╭──

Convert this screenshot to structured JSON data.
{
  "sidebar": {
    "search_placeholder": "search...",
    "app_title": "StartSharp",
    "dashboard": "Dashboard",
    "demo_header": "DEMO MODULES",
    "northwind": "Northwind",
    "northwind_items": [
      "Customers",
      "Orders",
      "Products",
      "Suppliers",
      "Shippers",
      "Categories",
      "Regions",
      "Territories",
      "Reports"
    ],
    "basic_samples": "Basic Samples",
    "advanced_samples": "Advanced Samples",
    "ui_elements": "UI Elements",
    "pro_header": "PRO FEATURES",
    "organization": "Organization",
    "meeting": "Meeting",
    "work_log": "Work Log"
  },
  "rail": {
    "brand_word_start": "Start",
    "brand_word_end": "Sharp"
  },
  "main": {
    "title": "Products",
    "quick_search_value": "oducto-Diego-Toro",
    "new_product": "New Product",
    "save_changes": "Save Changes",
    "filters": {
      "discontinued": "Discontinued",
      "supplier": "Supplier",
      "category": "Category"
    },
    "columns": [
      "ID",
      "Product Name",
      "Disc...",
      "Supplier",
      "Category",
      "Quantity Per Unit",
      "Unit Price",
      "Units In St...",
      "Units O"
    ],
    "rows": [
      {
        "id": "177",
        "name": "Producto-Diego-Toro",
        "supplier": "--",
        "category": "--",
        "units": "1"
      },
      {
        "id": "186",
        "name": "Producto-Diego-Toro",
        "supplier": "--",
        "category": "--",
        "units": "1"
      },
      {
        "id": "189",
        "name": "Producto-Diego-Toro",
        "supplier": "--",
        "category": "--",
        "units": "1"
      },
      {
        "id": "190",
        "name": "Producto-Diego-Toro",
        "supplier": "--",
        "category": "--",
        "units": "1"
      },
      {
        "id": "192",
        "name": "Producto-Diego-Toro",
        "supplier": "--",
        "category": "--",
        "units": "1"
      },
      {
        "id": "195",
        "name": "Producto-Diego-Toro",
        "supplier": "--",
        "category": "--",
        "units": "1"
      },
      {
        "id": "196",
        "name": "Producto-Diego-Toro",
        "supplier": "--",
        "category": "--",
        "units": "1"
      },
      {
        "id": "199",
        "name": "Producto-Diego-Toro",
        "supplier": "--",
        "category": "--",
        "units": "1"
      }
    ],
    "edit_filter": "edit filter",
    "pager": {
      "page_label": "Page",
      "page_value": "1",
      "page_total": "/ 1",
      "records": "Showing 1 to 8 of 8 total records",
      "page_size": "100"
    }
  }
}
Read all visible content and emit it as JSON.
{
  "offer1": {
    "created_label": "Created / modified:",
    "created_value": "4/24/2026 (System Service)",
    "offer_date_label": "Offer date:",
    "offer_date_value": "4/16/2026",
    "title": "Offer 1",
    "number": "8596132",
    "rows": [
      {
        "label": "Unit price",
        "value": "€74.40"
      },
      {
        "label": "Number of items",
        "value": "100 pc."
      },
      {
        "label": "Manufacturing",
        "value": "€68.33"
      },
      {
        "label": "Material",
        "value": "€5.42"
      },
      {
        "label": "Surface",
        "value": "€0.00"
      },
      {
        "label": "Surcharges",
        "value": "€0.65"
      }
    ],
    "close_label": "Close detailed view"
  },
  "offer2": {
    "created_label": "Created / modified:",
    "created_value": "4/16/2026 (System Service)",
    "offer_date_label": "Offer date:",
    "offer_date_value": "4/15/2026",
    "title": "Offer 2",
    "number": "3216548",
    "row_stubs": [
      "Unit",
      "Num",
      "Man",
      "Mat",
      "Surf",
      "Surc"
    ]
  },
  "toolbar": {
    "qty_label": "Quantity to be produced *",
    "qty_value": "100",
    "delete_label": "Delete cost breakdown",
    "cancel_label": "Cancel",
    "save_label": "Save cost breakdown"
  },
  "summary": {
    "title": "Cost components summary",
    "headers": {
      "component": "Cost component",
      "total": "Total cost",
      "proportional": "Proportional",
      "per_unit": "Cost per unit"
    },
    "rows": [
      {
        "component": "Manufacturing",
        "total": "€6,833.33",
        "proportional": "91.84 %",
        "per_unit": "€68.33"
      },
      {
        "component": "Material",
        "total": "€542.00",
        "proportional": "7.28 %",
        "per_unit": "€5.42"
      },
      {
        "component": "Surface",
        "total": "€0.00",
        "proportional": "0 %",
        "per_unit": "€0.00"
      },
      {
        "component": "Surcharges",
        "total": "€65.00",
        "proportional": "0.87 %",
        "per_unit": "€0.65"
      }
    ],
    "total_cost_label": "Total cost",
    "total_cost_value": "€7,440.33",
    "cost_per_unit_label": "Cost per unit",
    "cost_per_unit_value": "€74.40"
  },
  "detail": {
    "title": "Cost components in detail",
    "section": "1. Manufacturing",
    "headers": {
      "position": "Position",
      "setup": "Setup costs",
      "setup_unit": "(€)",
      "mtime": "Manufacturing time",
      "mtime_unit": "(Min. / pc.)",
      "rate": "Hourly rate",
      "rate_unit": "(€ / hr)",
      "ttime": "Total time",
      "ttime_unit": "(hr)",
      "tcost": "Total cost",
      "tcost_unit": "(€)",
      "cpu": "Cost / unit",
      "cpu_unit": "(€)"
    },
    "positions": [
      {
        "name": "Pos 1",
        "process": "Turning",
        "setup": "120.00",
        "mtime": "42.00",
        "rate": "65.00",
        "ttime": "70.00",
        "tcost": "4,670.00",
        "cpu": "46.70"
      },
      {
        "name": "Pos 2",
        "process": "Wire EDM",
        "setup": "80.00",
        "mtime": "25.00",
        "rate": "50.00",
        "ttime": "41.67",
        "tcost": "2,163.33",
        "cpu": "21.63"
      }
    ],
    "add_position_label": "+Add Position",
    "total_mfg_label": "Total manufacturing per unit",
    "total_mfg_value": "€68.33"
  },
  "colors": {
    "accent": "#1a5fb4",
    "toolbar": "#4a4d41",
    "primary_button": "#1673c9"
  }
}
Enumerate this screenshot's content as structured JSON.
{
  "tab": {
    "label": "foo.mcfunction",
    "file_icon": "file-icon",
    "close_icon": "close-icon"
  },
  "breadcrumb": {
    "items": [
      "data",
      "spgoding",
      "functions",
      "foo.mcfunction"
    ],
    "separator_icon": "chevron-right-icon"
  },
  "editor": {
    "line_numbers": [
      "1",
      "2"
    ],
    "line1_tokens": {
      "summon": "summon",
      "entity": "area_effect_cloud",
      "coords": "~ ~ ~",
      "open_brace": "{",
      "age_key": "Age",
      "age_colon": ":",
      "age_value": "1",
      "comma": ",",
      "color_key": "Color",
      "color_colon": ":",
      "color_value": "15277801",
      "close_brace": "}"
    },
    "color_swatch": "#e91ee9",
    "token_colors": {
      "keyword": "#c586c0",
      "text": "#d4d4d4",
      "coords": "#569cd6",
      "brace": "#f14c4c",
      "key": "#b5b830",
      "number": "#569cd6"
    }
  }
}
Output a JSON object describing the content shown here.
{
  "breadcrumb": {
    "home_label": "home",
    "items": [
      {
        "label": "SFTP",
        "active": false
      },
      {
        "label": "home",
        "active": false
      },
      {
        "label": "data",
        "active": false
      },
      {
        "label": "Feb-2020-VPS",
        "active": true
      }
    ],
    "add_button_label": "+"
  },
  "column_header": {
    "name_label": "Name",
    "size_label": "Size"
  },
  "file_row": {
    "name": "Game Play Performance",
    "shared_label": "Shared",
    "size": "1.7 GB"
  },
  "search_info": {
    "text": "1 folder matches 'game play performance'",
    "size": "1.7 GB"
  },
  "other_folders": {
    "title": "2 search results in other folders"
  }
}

╰──

THE TASK: Check every line of the listing for the string "mcfunction" and report how many lines have it, as a number alone.

ANSWER TO THIS EXERCISE: 2